# start of Dataset entries

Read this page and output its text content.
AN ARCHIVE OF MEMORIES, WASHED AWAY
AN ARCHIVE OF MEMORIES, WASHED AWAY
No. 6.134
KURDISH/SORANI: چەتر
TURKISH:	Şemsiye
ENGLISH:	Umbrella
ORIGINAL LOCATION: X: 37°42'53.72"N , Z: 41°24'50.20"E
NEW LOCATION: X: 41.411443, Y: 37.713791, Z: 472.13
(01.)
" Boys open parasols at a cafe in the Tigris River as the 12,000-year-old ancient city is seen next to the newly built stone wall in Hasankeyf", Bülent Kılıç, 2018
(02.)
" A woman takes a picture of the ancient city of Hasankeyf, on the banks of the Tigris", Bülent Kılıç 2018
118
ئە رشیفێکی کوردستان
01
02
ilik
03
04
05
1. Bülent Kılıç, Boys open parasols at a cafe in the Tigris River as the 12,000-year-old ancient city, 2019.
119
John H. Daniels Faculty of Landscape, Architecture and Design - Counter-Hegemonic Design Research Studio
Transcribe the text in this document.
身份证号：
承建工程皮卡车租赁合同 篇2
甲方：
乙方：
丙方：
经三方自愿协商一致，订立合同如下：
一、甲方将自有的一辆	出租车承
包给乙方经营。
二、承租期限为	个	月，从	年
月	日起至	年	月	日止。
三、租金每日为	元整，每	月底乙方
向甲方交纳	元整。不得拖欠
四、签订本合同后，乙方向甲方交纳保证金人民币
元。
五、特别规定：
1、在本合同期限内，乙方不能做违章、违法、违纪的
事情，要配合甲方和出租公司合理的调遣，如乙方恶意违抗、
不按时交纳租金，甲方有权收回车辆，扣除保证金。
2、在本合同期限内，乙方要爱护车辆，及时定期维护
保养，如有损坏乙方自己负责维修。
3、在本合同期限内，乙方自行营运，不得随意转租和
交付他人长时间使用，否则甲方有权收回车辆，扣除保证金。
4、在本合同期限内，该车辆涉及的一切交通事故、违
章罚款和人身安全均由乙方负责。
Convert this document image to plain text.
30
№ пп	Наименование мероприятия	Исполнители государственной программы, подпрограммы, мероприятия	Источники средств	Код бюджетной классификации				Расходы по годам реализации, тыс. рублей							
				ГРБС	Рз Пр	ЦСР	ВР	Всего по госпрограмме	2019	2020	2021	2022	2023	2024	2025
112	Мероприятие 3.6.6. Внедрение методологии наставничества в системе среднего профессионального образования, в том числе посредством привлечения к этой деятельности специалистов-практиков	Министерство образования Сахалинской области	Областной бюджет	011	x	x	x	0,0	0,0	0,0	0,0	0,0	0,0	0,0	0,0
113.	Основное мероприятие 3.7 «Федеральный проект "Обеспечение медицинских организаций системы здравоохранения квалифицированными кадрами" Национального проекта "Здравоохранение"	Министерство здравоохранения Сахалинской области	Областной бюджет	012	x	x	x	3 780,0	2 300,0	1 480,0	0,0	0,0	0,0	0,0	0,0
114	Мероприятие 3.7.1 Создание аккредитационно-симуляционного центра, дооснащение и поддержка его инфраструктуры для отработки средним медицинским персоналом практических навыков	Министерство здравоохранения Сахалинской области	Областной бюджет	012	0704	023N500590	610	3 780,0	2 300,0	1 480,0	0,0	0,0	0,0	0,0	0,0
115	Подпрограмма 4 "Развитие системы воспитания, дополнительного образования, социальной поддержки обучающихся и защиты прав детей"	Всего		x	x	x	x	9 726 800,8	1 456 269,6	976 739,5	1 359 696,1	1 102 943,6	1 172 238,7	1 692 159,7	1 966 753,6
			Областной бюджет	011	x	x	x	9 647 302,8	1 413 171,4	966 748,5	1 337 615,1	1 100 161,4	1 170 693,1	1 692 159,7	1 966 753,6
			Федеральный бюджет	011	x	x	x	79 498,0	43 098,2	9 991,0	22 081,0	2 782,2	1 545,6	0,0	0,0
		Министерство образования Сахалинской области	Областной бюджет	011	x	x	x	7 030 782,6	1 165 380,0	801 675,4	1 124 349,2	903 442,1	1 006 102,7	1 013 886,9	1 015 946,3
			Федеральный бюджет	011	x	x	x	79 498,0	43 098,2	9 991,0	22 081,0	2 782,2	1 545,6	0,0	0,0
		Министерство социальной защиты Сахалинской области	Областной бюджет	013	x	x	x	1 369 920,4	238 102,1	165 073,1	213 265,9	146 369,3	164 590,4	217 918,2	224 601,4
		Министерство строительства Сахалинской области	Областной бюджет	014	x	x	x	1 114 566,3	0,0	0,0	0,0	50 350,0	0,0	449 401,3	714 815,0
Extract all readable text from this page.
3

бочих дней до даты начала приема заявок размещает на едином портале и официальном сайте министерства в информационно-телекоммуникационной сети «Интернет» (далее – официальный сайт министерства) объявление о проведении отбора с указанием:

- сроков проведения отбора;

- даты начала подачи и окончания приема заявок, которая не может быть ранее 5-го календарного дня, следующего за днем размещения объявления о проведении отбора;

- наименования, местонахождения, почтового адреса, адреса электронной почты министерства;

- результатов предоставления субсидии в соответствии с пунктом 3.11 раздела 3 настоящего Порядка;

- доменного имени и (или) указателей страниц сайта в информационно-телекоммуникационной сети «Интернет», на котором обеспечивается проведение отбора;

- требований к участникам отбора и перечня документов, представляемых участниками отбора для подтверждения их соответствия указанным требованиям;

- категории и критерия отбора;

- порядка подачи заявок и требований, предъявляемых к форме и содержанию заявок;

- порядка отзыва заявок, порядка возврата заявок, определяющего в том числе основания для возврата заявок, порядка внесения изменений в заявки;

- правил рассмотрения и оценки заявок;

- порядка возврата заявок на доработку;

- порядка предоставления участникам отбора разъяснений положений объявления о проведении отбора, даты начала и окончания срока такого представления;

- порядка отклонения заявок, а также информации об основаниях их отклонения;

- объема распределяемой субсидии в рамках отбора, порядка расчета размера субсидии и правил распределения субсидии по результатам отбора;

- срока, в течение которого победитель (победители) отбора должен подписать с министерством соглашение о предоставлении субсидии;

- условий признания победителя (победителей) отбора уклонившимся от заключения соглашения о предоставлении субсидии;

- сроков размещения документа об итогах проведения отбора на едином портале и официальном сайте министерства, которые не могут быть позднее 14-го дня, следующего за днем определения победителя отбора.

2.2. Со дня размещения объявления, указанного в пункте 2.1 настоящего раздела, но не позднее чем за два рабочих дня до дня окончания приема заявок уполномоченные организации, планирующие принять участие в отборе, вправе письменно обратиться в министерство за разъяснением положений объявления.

# end of Dataset entries

> Task description
Check every line of the data, and copy the ones that contain "Tigris".

> Task response
" Boys open parasols at a cafe in the Tigris River as the 12,000-year-old ancient city is seen next to the newly built stone wall in Hasankeyf", Bülent Kılıç, 2018
" A woman takes a picture of the ancient city of Hasankeyf, on the banks of the Tigris", Bülent Kılıç 2018
1. Bülent Kılıç, Boys open parasols at a cafe in the Tigris River as the 12,000-year-old ancient city, 2019.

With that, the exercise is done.